**Extracted data entries**
-- START --

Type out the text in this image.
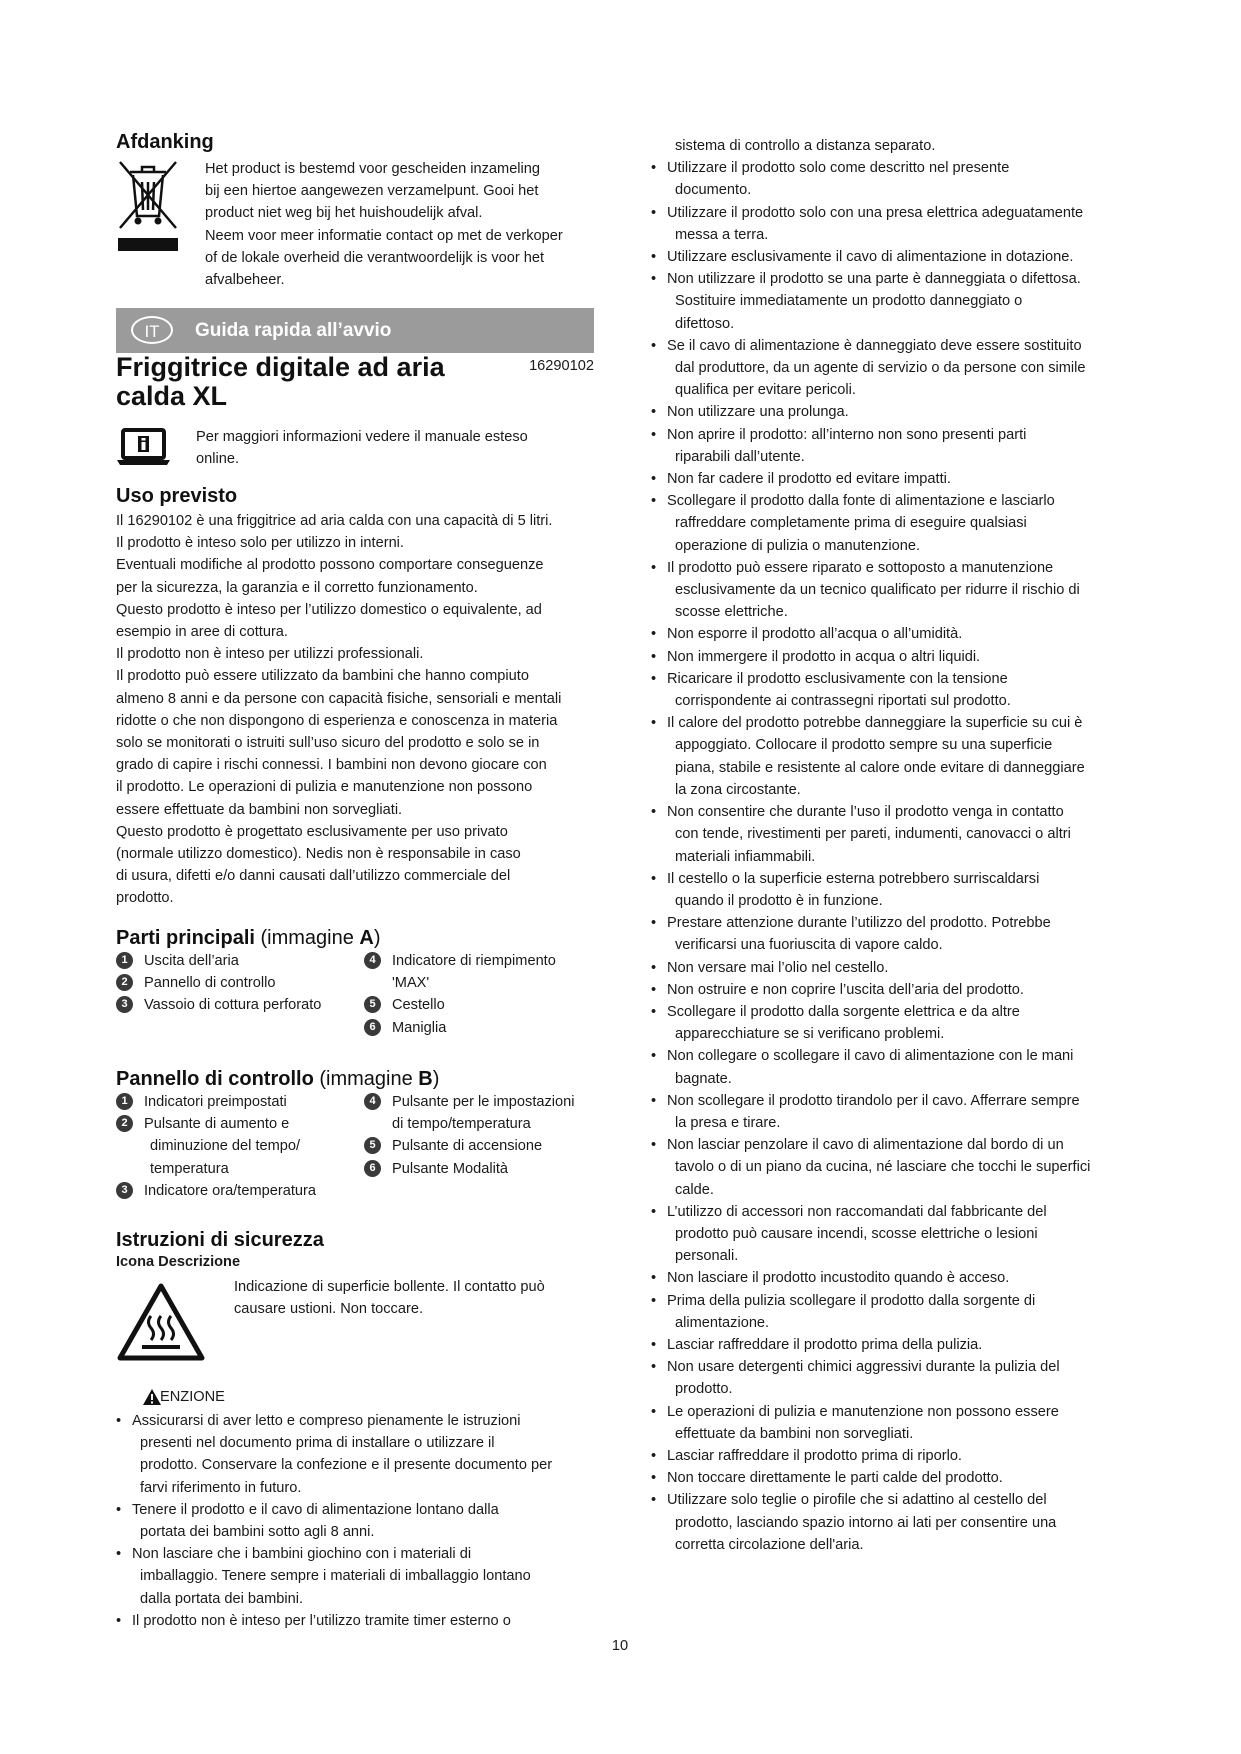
Afdanking
Het product is bestemd voor gescheiden inzameling
bij een hiertoe aangewezen verzamelpunt. Gooi het
product niet weg bij het huishoudelijk afval.
Neem voor meer informatie contact op met de verkoper
of de lokale overheid die verantwoordelijk is voor het
afvalbeheer.
IT	Guida rapida all’avvio
Friggitrice digitale ad aria
calda XL
16290102
Per maggiori informazioni vedere il manuale esteso
online.
Uso previsto
Il 16290102 è una friggitrice ad aria calda con una capacità di 5 litri.
Il prodotto è inteso solo per utilizzo in interni.
Eventuali modifiche al prodotto possono comportare conseguenze
per la sicurezza, la garanzia e il corretto funzionamento.
Questo prodotto è inteso per l’utilizzo domestico o equivalente, ad
esempio in aree di cottura.
Il prodotto non è inteso per utilizzi professionali.
Il prodotto può essere utilizzato da bambini che hanno compiuto
almeno 8 anni e da persone con capacità fisiche, sensoriali e mentali
ridotte o che non dispongono di esperienza e conoscenza in materia
solo se monitorati o istruiti sull’uso sicuro del prodotto e solo se in
grado di capire i rischi connessi. I bambini non devono giocare con
il prodotto. Le operazioni di pulizia e manutenzione non possono
essere effettuate da bambini non sorvegliati.
Questo prodotto è progettato esclusivamente per uso privato
(normale utilizzo domestico). Nedis non è responsabile in caso
di usura, difetti e/o danni causati dall’utilizzo commerciale del
prodotto.
Parti principali (immagine A)
1	Uscita dell’aria
2	Pannello di controllo
3	Vassoio di cottura perforato
4	Indicatore di riempimento
'MAX'
5	Cestello
6	Maniglia
Pannello di controllo (immagine B)
1	Indicatori preimpostati
2	Pulsante di aumento e
diminuzione del tempo/
temperatura
3	Indicatore ora/temperatura
4	Pulsante per le impostazioni
di tempo/temperatura
5	Pulsante di accensione
6	Pulsante Modalità
Istruzioni di sicurezza
Icona Descrizione
Indicazione di superficie bollente. Il contatto può
causare ustioni. Non toccare.
ENZIONE
• Assicurarsi di aver letto e compreso pienamente le istruzioni
presenti nel documento prima di installare o utilizzare il
prodotto. Conservare la confezione e il presente documento per
farvi riferimento in futuro.
• Tenere il prodotto e il cavo di alimentazione lontano dalla
portata dei bambini sotto agli 8 anni.
• Non lasciare che i bambini giochino con i materiali di
imballaggio. Tenere sempre i materiali di imballaggio lontano
dalla portata dei bambini.
• Il prodotto non è inteso per l’utilizzo tramite timer esterno o
sistema di controllo a distanza separato.
• Utilizzare il prodotto solo come descritto nel presente
documento.
• Utilizzare il prodotto solo con una presa elettrica adeguatamente
messa a terra.
• Utilizzare esclusivamente il cavo di alimentazione in dotazione.
• Non utilizzare il prodotto se una parte è danneggiata o difettosa.
Sostituire immediatamente un prodotto danneggiato o
difettoso.
• Se il cavo di alimentazione è danneggiato deve essere sostituito
dal produttore, da un agente di servizio o da persone con simile
qualifica per evitare pericoli.
• Non utilizzare una prolunga.
• Non aprire il prodotto: all’interno non sono presenti parti
riparabili dall’utente.
• Non far cadere il prodotto ed evitare impatti.
• Scollegare il prodotto dalla fonte di alimentazione e lasciarlo
raffreddare completamente prima di eseguire qualsiasi
operazione di pulizia o manutenzione.
• Il prodotto può essere riparato e sottoposto a manutenzione
esclusivamente da un tecnico qualificato per ridurre il rischio di
scosse elettriche.
• Non esporre il prodotto all’acqua o all’umidità.
• Non immergere il prodotto in acqua o altri liquidi.
• Ricaricare il prodotto esclusivamente con la tensione
corrispondente ai contrassegni riportati sul prodotto.
• Il calore del prodotto potrebbe danneggiare la superficie su cui è
appoggiato. Collocare il prodotto sempre su una superficie
piana, stabile e resistente al calore onde evitare di danneggiare
la zona circostante.
• Non consentire che durante l’uso il prodotto venga in contatto
con tende, rivestimenti per pareti, indumenti, canovacci o altri
materiali infiammabili.
• Il cestello o la superficie esterna potrebbero surriscaldarsi
quando il prodotto è in funzione.
• Prestare attenzione durante l’utilizzo del prodotto. Potrebbe
verificarsi una fuoriuscita di vapore caldo.
• Non versare mai l’olio nel cestello.
• Non ostruire e non coprire l’uscita dell’aria del prodotto.
• Scollegare il prodotto dalla sorgente elettrica e da altre
apparecchiature se si verificano problemi.
• Non collegare o scollegare il cavo di alimentazione con le mani
bagnate.
• Non scollegare il prodotto tirandolo per il cavo. Afferrare sempre
la presa e tirare.
• Non lasciar penzolare il cavo di alimentazione dal bordo di un
tavolo o di un piano da cucina, né lasciare che tocchi le superfici
calde.
• L’utilizzo di accessori non raccomandati dal fabbricante del
prodotto può causare incendi, scosse elettriche o lesioni
personali.
• Non lasciare il prodotto incustodito quando è acceso.
• Prima della pulizia scollegare il prodotto dalla sorgente di
alimentazione.
• Lasciar raffreddare il prodotto prima della pulizia.
• Non usare detergenti chimici aggressivi durante la pulizia del
prodotto.
• Le operazioni di pulizia e manutenzione non possono essere
effettuate da bambini non sorvegliati.
• Lasciar raffreddare il prodotto prima di riporlo.
• Non toccare direttamente le parti calde del prodotto.
• Utilizzare solo teglie o pirofile che si adattino al cestello del
prodotto, lasciando spazio intorno ai lati per consentire una
corretta circolazione dell'aria.
10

-- END --

**SHORT EXERCISE**
Lines from the records above that hold "sorgente" are the ones to list.

**RESPONSE**
• Scollegare il prodotto dalla sorgente elettrica e da altre
• Prima della pulizia scollegare il prodotto dalla sorgente di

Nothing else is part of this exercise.